What is required
Filter out everything except lines holding "焦作师范高等专科学校".

(Dataset items)
◆ ◆ ◆ ◆

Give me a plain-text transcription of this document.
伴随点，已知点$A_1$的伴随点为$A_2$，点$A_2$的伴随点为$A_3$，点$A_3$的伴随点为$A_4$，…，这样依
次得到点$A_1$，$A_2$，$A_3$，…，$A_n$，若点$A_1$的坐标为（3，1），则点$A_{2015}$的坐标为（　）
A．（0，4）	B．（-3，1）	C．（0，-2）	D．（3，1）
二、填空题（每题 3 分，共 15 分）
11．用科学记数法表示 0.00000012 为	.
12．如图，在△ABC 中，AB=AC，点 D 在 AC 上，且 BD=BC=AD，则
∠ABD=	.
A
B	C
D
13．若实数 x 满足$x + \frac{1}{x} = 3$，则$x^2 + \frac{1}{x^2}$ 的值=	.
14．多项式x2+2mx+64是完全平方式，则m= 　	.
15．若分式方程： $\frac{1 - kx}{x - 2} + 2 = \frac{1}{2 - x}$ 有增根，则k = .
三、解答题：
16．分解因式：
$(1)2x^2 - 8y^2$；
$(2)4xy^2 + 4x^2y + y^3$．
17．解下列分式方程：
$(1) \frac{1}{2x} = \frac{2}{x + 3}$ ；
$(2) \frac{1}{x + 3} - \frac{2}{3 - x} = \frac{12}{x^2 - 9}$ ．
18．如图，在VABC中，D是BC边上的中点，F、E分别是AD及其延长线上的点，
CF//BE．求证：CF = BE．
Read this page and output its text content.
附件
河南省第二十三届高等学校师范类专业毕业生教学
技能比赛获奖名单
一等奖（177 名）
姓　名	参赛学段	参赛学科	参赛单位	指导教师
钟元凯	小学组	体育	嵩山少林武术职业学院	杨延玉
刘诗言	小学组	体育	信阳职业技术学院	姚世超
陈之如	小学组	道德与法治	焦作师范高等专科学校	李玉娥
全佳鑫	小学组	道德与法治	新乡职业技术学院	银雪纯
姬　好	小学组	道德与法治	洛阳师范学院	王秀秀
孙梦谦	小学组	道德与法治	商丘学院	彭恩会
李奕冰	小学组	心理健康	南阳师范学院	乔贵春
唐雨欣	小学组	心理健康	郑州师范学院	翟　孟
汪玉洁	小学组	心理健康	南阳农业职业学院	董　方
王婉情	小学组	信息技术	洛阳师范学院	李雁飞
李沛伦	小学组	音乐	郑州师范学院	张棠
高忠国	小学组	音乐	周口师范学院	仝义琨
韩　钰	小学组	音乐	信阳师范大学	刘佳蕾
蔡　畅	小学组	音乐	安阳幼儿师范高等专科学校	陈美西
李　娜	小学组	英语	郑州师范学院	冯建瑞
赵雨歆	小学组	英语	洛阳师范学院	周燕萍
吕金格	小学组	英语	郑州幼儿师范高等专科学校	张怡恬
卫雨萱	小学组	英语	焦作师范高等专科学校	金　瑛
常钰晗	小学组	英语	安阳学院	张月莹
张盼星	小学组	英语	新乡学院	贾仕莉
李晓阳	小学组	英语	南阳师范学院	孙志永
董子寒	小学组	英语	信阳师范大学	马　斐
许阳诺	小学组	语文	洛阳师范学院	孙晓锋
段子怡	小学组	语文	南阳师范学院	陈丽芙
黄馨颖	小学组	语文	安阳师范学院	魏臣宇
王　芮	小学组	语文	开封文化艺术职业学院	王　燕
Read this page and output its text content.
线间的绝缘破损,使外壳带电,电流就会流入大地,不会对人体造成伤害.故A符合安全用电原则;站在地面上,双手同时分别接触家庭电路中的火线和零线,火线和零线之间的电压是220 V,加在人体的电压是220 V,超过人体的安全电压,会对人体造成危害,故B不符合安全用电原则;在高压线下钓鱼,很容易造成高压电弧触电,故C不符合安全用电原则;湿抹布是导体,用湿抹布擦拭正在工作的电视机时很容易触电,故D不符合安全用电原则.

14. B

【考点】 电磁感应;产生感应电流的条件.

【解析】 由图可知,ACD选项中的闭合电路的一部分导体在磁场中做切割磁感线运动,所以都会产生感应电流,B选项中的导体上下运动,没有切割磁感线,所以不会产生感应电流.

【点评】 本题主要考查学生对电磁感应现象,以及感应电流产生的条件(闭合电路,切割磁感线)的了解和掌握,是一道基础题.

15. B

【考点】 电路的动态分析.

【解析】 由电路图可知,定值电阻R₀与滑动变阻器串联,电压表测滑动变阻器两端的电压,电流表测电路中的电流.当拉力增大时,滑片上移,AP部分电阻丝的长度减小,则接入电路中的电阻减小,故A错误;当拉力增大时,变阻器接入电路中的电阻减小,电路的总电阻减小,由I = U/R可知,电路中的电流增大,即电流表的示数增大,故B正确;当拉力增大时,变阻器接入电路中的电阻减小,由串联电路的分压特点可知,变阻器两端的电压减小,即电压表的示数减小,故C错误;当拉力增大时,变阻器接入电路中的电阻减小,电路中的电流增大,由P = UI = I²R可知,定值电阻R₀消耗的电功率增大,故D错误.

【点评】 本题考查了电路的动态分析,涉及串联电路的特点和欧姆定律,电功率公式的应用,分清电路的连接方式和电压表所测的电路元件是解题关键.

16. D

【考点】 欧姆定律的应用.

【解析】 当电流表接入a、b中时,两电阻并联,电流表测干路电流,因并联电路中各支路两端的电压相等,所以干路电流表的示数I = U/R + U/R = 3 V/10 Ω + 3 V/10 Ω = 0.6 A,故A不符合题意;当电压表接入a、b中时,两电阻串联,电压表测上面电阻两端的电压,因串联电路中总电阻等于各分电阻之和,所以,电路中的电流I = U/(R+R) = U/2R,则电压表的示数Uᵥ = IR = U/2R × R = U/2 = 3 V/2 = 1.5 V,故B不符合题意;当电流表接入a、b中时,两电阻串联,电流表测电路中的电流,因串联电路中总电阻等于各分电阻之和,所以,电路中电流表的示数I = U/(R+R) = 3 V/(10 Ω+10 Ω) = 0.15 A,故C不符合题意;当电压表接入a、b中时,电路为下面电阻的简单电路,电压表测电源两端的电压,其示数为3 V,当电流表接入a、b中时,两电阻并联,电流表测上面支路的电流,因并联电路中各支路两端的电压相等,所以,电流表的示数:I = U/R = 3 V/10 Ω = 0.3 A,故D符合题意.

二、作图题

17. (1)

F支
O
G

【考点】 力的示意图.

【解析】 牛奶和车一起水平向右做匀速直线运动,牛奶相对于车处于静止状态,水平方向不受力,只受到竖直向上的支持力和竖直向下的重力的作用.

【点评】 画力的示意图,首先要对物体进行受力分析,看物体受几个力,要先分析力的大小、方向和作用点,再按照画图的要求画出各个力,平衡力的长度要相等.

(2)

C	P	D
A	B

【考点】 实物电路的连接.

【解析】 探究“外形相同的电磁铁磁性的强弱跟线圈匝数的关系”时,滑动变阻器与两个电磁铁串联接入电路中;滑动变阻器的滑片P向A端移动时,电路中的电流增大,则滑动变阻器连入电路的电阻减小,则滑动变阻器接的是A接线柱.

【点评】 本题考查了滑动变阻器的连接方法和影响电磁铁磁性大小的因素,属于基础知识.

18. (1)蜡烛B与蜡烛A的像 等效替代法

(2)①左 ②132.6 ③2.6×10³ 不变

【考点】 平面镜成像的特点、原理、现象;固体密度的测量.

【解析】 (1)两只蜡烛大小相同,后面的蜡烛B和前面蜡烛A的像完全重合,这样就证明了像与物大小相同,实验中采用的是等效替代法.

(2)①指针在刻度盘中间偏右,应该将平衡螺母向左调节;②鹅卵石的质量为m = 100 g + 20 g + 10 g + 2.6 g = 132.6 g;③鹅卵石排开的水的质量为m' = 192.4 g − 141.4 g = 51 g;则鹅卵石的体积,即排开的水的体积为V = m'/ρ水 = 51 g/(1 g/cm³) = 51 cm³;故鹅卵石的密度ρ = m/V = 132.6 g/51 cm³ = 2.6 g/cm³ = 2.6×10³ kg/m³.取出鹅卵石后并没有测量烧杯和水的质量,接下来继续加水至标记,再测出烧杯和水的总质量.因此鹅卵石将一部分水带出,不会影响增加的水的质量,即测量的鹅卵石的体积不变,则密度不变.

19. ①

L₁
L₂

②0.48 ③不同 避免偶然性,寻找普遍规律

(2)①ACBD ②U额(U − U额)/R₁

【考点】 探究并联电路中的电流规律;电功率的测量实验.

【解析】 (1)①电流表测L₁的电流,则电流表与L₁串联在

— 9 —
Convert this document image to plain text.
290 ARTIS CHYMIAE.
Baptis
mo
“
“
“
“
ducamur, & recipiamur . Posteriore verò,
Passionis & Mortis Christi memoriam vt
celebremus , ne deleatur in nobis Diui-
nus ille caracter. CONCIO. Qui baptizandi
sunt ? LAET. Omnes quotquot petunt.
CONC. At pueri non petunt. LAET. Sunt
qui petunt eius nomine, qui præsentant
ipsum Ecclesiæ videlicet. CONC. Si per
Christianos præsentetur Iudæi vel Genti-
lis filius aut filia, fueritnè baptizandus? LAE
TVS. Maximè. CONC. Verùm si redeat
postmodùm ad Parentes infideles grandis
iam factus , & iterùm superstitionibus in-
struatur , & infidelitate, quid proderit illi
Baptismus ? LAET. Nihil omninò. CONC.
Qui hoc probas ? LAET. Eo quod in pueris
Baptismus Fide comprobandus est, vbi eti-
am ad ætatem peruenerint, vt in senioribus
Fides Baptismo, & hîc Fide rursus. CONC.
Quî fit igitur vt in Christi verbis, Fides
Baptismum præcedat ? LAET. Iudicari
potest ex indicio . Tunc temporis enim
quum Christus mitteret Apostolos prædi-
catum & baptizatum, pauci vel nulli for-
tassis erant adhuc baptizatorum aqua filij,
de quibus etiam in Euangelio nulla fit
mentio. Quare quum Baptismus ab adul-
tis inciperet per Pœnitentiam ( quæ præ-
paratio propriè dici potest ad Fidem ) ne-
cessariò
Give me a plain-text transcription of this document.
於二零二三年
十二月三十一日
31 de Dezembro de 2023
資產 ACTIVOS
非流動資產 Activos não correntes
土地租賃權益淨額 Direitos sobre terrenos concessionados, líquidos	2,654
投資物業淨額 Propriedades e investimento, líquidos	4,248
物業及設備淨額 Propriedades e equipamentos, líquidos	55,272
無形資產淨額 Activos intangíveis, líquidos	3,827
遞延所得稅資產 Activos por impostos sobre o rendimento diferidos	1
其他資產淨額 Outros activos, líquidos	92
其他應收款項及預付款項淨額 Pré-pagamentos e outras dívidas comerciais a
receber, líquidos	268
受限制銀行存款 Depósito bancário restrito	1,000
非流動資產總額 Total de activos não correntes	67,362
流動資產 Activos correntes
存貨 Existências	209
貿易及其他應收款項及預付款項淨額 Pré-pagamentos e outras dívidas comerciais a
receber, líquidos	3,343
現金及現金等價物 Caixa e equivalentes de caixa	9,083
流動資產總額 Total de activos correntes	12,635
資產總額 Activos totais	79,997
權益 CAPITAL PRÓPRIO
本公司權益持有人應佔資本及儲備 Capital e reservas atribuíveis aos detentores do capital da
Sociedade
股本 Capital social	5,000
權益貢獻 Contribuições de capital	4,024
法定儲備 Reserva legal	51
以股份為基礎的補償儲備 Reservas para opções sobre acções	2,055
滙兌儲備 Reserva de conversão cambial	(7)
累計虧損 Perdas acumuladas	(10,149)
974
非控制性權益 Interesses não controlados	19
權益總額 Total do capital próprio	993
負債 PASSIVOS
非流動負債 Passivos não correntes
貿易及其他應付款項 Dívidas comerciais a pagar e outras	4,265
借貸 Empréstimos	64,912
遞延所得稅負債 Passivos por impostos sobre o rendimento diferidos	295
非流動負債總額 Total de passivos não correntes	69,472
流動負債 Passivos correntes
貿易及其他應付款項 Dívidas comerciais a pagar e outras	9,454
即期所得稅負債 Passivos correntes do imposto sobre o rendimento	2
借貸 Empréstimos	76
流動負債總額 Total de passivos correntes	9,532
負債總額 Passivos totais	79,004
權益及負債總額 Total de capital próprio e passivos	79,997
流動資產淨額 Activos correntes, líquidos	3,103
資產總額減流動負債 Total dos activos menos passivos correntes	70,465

◆ ◆ ◆ ◆

Exercise answer
陈之如	小学组	道德与法治	焦作师范高等专科学校	李玉娥
卫雨萱	小学组	英语	焦作师范高等专科学校	金　瑛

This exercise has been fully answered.